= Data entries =
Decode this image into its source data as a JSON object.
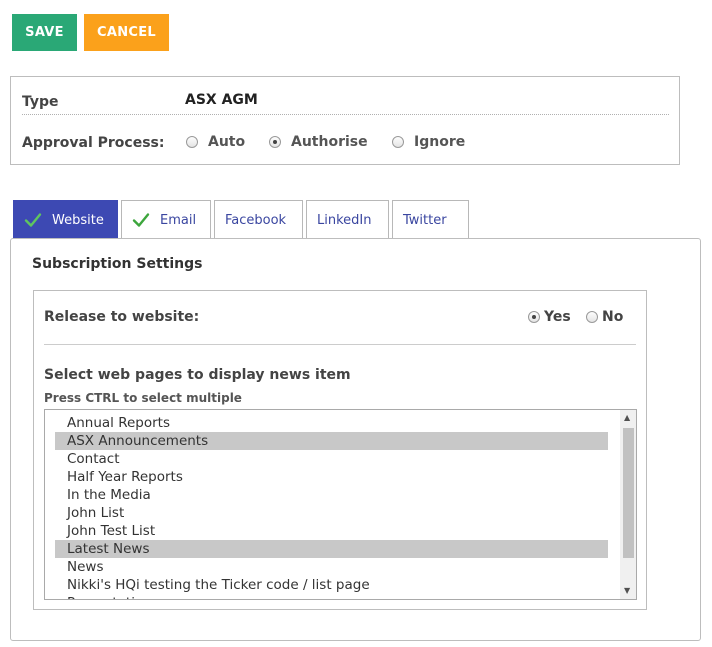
{
  "toolbar": {
    "save_label": "SAVE",
    "cancel_label": "CANCEL"
  },
  "details": {
    "type_label": "Type",
    "type_value": "ASX AGM",
    "approval_label": "Approval Process:",
    "approval_options": [
      {
        "label": "Auto",
        "checked": false
      },
      {
        "label": "Authorise",
        "checked": true
      },
      {
        "label": "Ignore",
        "checked": false
      }
    ]
  },
  "tabs": [
    {
      "label": "Website",
      "active": true,
      "checked": true
    },
    {
      "label": "Email",
      "active": false,
      "checked": true
    },
    {
      "label": "Facebook",
      "active": false,
      "checked": false
    },
    {
      "label": "LinkedIn",
      "active": false,
      "checked": false
    },
    {
      "label": "Twitter",
      "active": false,
      "checked": false
    }
  ],
  "subscription": {
    "title": "Subscription Settings",
    "release_label": "Release to website:",
    "release_options": [
      {
        "label": "Yes",
        "checked": true
      },
      {
        "label": "No",
        "checked": false
      }
    ],
    "select_label": "Select web pages to display news item",
    "hint": "Press CTRL to select multiple",
    "pages": [
      {
        "label": "Annual Reports",
        "selected": false
      },
      {
        "label": "ASX Announcements",
        "selected": true
      },
      {
        "label": "Contact",
        "selected": false
      },
      {
        "label": "Half Year Reports",
        "selected": false
      },
      {
        "label": "In the Media",
        "selected": false
      },
      {
        "label": "John List",
        "selected": false
      },
      {
        "label": "John Test List",
        "selected": false
      },
      {
        "label": "Latest News",
        "selected": true
      },
      {
        "label": "News",
        "selected": false
      },
      {
        "label": "Nikki's HQi testing the Ticker code / list page",
        "selected": false
      },
      {
        "label": "Presentations",
        "selected": false
      }
    ]
  },
  "colors": {
    "save": "#2aa876",
    "cancel": "#fba11b",
    "active_tab": "#3d49b3",
    "tab_text": "#3a46a0",
    "checkmark": "#3da63d"
  }
}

= SHORT PROBLEM =
Which lines in the records above contain the string "Reports"? Copy each one.

= SOLUTION TO THIS PROBLEM =
        "label": "Annual Reports",
        "label": "Half Year Reports",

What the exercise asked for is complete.